[EXERCISE OBJECTIVE]: Wherever the string "recommended" appears in a line, extract that line.

----------

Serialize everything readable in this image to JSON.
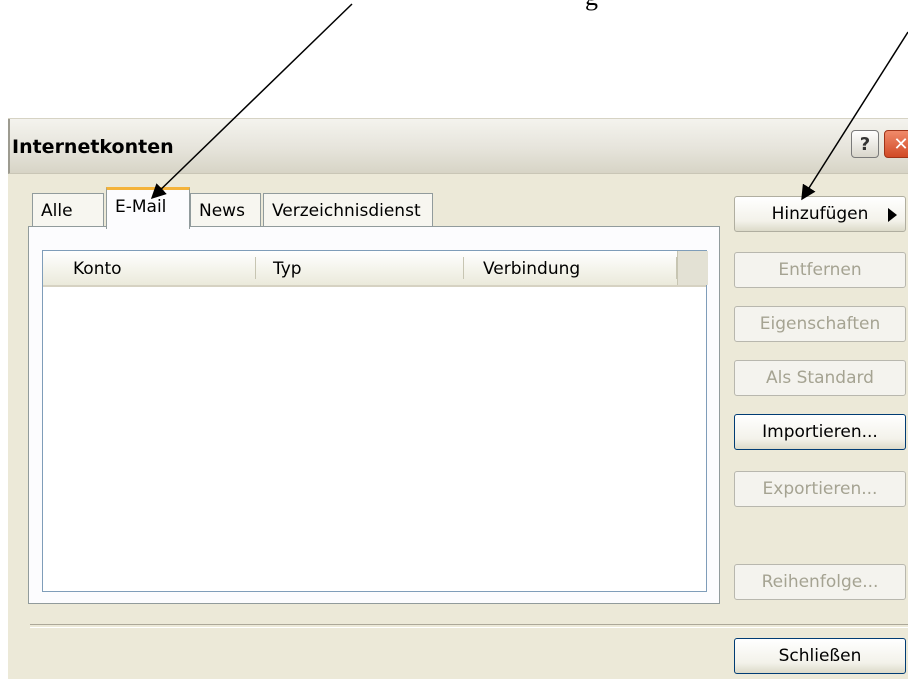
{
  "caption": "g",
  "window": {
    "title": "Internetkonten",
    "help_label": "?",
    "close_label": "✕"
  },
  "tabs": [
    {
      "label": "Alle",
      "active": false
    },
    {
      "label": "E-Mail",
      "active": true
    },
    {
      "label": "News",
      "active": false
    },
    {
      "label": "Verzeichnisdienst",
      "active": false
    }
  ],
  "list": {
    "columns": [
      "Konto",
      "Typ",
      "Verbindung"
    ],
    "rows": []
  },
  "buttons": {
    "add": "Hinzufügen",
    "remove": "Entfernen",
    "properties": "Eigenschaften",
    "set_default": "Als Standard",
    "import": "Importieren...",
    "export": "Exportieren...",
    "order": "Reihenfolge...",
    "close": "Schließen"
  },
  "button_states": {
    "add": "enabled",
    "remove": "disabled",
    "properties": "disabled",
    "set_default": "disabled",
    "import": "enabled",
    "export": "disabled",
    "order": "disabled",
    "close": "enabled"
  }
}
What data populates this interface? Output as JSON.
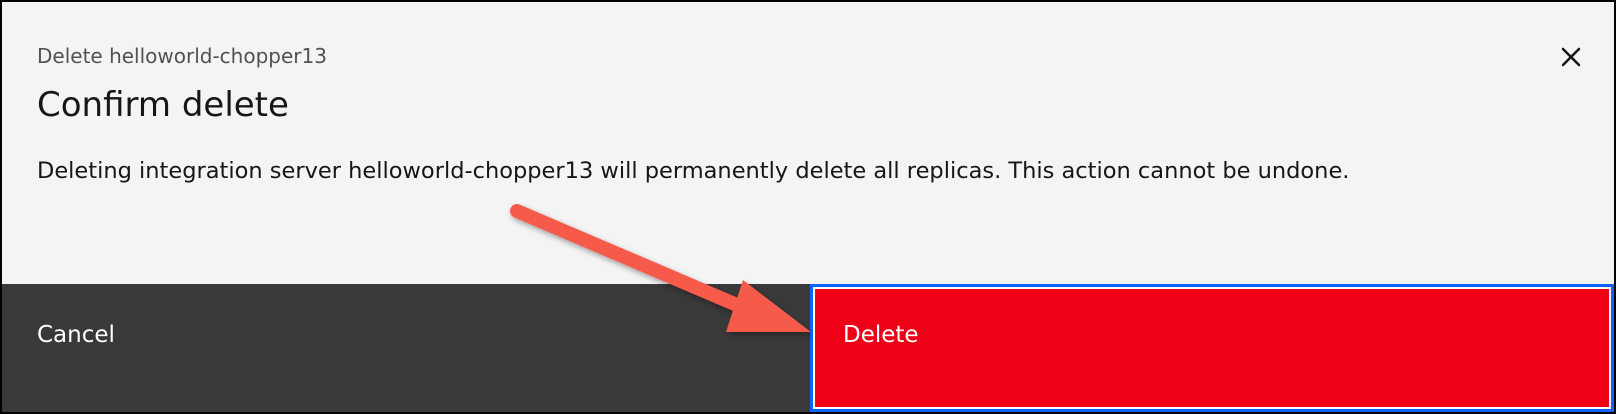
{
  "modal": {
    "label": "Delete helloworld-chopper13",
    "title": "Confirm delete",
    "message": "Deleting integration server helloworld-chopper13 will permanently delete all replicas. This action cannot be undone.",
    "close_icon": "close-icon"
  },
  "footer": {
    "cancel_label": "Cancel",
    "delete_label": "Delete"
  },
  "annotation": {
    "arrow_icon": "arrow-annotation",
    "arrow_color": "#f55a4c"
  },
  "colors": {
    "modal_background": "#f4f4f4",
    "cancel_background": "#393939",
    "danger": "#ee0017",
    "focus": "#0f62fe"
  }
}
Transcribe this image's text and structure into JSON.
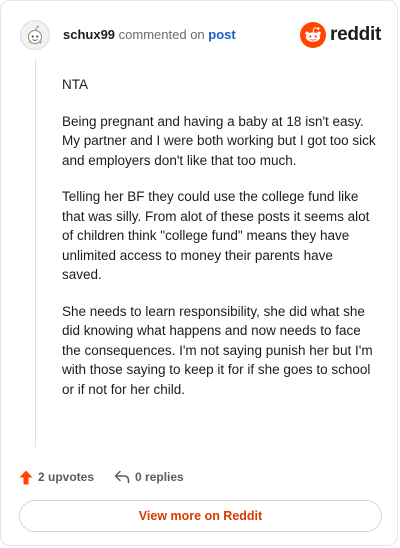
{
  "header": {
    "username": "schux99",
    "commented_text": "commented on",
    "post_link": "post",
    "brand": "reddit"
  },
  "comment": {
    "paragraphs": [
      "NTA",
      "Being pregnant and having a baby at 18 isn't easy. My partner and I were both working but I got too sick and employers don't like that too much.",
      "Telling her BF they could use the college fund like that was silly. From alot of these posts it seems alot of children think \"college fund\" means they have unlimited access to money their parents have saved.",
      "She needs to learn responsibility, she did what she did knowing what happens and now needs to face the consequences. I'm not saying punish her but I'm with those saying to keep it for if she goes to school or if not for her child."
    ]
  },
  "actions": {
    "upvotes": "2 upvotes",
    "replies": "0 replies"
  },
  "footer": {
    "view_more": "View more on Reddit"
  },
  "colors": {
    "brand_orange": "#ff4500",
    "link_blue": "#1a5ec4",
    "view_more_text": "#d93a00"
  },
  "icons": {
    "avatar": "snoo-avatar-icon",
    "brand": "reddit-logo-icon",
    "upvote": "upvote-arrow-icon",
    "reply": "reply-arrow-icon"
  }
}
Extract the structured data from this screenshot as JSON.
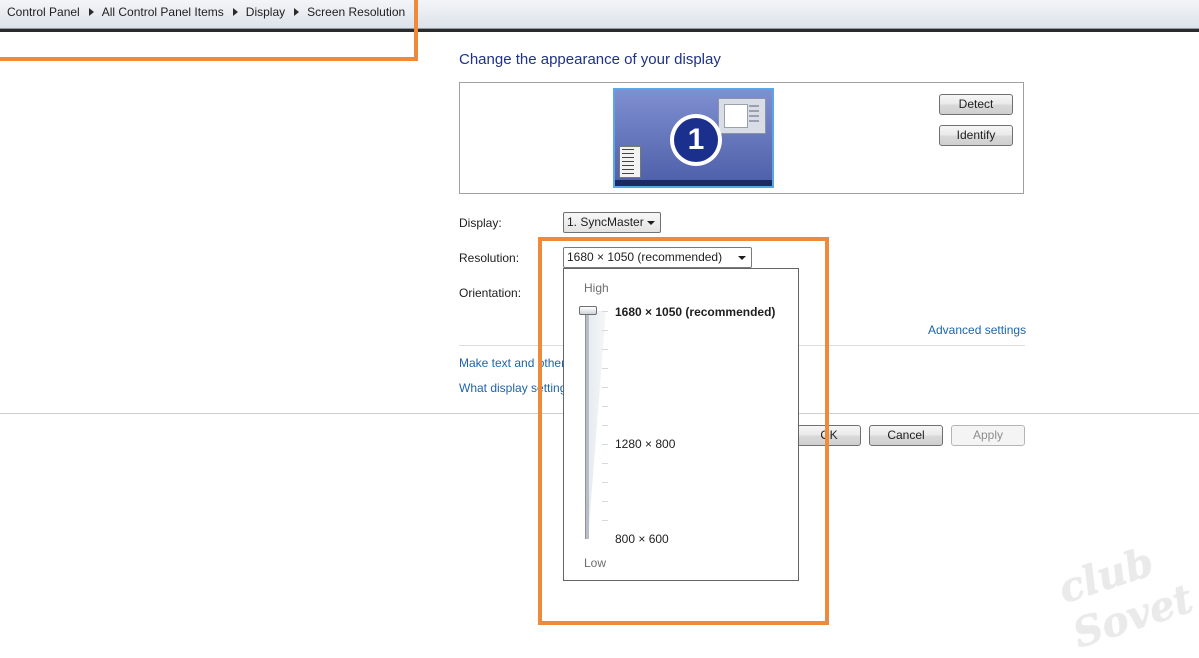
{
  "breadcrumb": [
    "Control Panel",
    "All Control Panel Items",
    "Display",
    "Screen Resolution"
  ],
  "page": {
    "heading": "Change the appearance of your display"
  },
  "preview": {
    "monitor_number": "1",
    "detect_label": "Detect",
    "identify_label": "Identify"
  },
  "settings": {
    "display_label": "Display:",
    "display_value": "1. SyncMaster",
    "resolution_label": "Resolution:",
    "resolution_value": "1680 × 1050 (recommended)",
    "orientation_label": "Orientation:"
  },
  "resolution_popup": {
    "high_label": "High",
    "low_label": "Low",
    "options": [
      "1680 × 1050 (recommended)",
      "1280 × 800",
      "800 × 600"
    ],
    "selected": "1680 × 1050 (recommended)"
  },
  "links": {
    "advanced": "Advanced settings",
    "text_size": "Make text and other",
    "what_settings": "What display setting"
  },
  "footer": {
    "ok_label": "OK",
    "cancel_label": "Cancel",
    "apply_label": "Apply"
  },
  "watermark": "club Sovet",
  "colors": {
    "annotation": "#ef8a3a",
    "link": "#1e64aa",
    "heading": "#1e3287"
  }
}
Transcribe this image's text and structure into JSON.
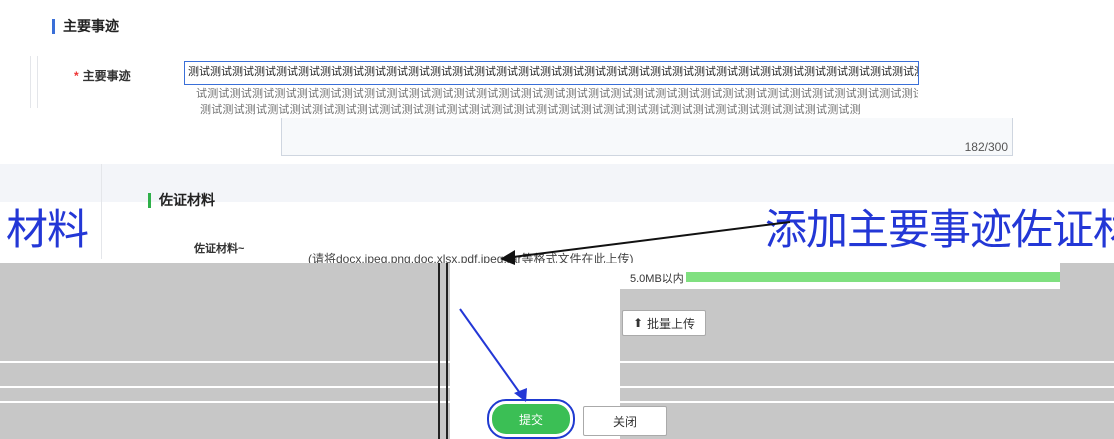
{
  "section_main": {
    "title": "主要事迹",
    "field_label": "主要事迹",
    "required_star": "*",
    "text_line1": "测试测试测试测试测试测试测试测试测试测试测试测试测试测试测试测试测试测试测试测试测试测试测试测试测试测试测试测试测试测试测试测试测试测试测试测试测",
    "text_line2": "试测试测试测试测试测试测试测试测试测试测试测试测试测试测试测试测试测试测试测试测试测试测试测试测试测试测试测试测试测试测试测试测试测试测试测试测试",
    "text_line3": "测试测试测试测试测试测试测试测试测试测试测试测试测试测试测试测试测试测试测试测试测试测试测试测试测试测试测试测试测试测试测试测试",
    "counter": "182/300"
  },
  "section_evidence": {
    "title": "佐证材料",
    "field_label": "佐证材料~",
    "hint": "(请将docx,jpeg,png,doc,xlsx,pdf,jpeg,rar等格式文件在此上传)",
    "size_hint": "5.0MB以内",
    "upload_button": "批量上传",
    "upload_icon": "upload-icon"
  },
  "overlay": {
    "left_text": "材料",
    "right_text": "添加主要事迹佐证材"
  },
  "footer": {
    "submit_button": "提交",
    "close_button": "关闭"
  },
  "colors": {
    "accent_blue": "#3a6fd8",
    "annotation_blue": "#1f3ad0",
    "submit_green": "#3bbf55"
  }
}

----------

[RESPONSE TO THE EXERCISE]:
    "resolution_value": "1680 × 1050 (recommended)",
      "1680 × 1050 (recommended)",
    "selected": "1680 × 1050 (recommended)"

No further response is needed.